** START OF Input for this task **

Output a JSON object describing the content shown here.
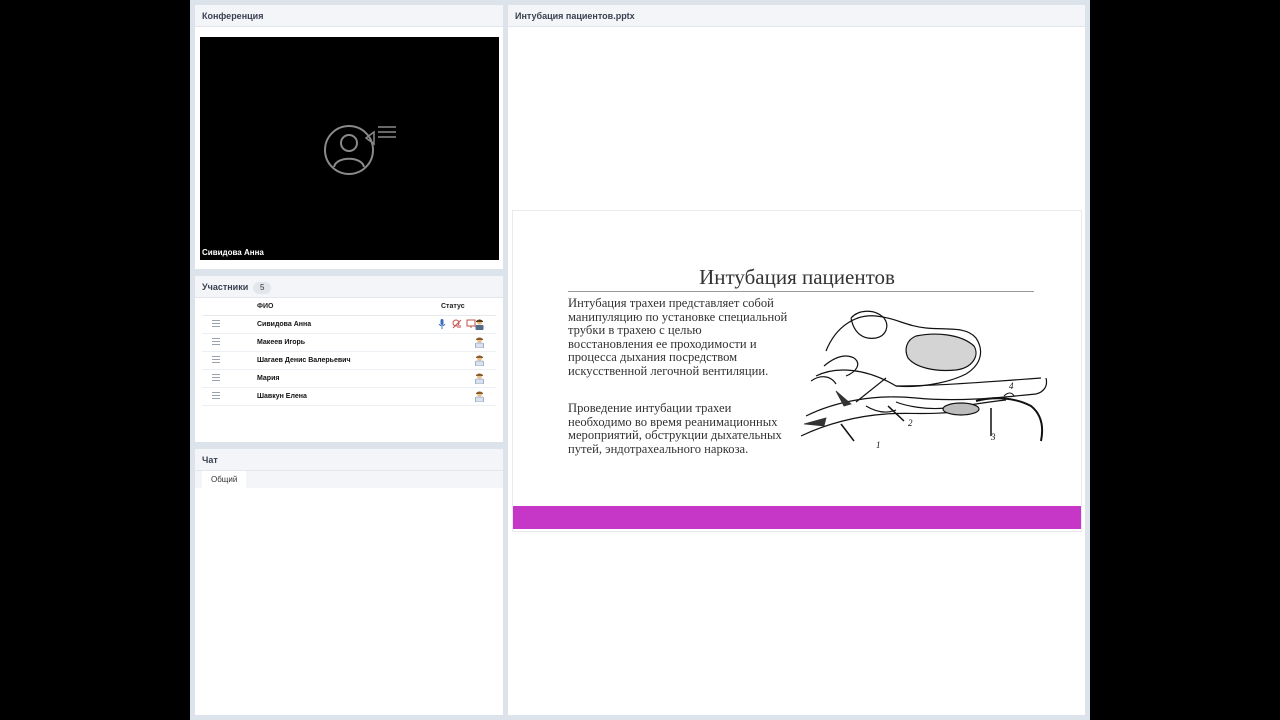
{
  "conference": {
    "title": "Конференция",
    "video_name": "Сивидова Анна"
  },
  "participants": {
    "title": "Участники",
    "count": "5",
    "col_name": "ФИО",
    "col_status": "Статус",
    "rows": [
      {
        "name": "Сивидова Анна"
      },
      {
        "name": "Макеев Игорь"
      },
      {
        "name": "Шагаев Денис Валерьевич"
      },
      {
        "name": "Мария"
      },
      {
        "name": "Шавкун Елена"
      }
    ]
  },
  "chat": {
    "title": "Чат",
    "tab": "Общий"
  },
  "presentation": {
    "title": "Интубация пациентов.pptx",
    "slide_title": "Интубация пациентов",
    "paragraph1": "Интубация трахеи представляет собой манипуляцию по установке специальной трубки в трахею с целью восстановления ее проходимости и процесса дыхания посредством искусственной легочной вентиляции.",
    "paragraph2": "Проведение интубации трахеи необходимо во время реанимационных мероприятий, обструкции дыхательных путей, эндотрахеального наркоза.",
    "figure_labels": [
      "1",
      "2",
      "3",
      "4"
    ],
    "accent_color": "#c737c7"
  }
}
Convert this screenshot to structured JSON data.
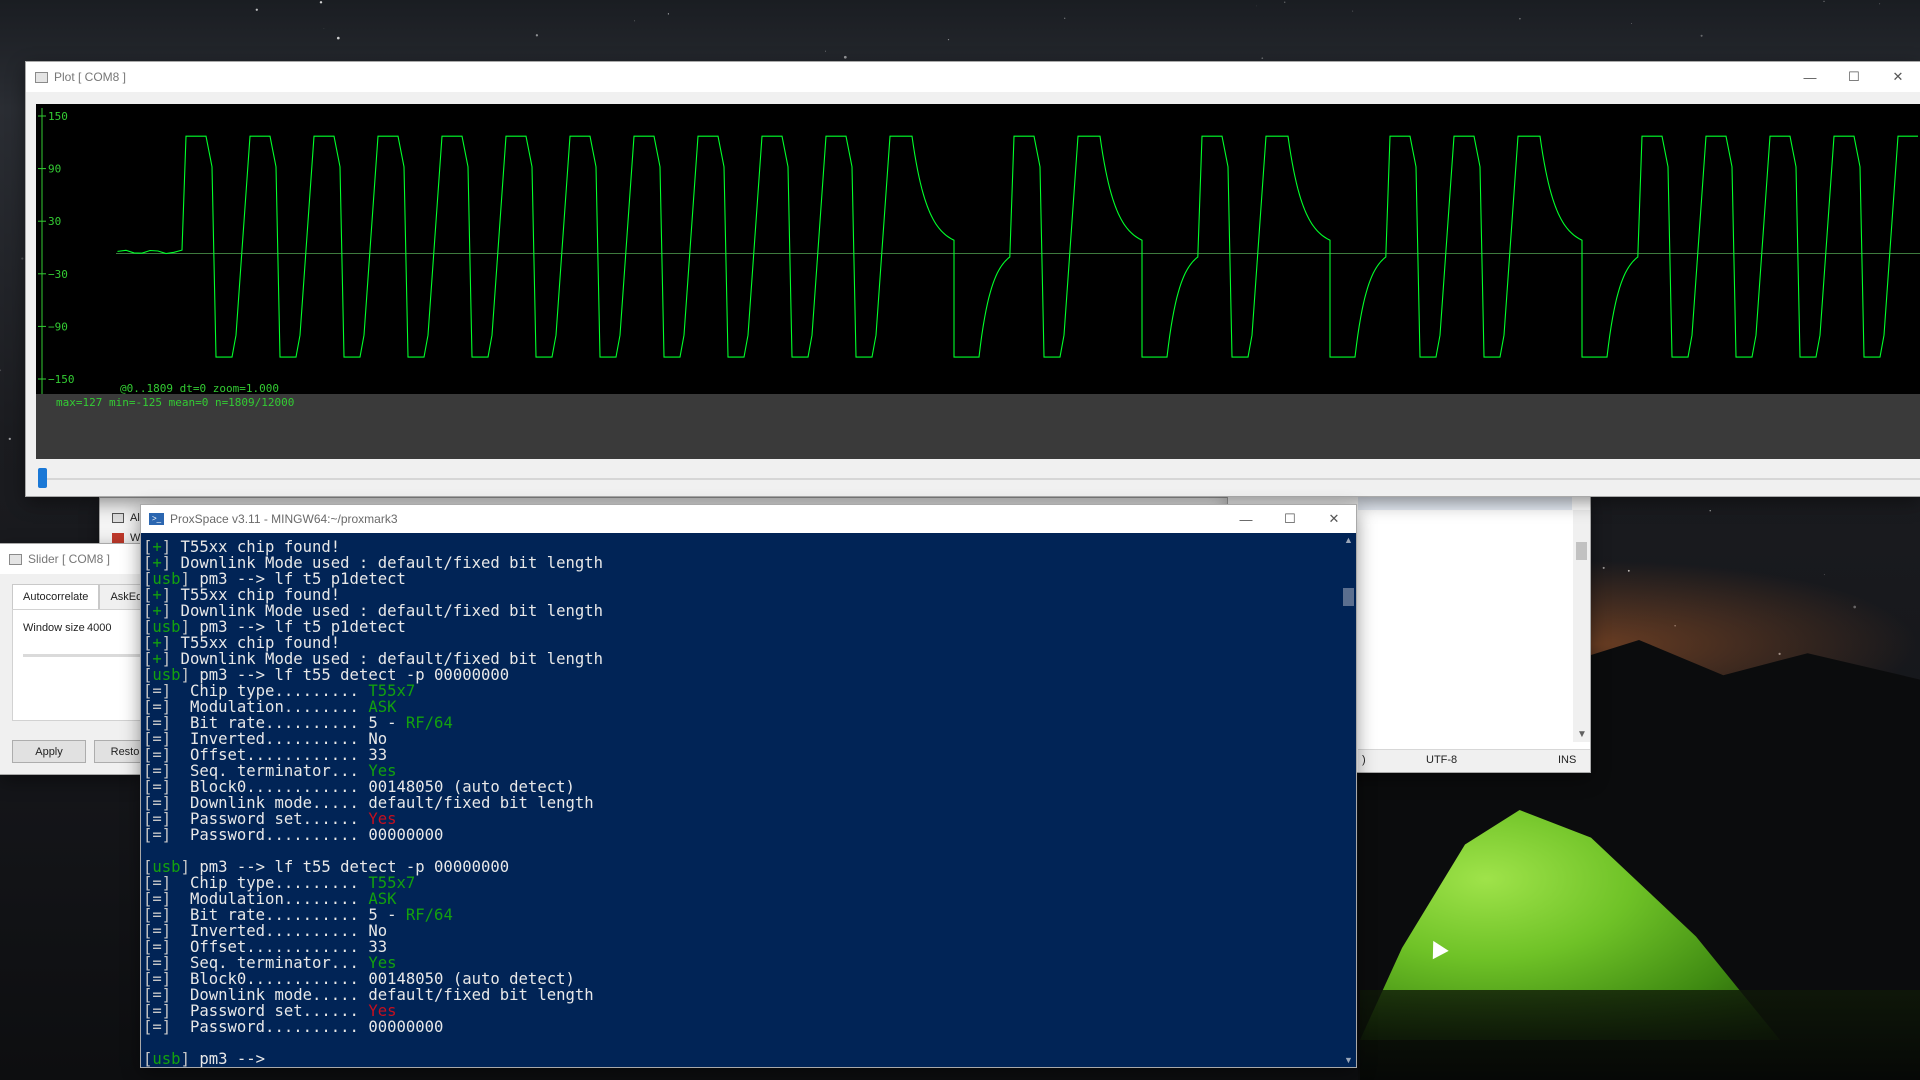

** END OF Input for this task **

▶ The problem:
Leave out the pictures and copy the rest of the material above exactly.

▶ Task response:
Output a JSON object describing the content shown here.
{
  "conference": {
    "title": "Конференция",
    "video_name": "Сивидова Анна"
  },
  "participants": {
    "title": "Участники",
    "count": "5",
    "col_name": "ФИО",
    "col_status": "Статус",
    "rows": [
      {
        "name": "Сивидова Анна"
      },
      {
        "name": "Макеев Игорь"
      },
      {
        "name": "Шагаев Денис Валерьевич"
      },
      {
        "name": "Мария"
      },
      {
        "name": "Шавкун Елена"
      }
    ]
  },
  "chat": {
    "title": "Чат",
    "tab": "Общий"
  },
  "presentation": {
    "title": "Интубация пациентов.pptx",
    "slide_title": "Интубация пациентов",
    "paragraph1": "Интубация трахеи представляет собой манипуляцию по установке специальной трубки в трахею с целью восстановления ее проходимости и процесса дыхания посредством искусственной легочной вентиляции.",
    "paragraph2": "Проведение интубации трахеи необходимо во время реанимационных мероприятий, обструкции дыхательных путей, эндотрахеального наркоза.",
    "figure_labels": [
      "1",
      "2",
      "3",
      "4"
    ],
    "accent_color": "#c737c7"
  }
}
Convert this screenshot to structured JSON data.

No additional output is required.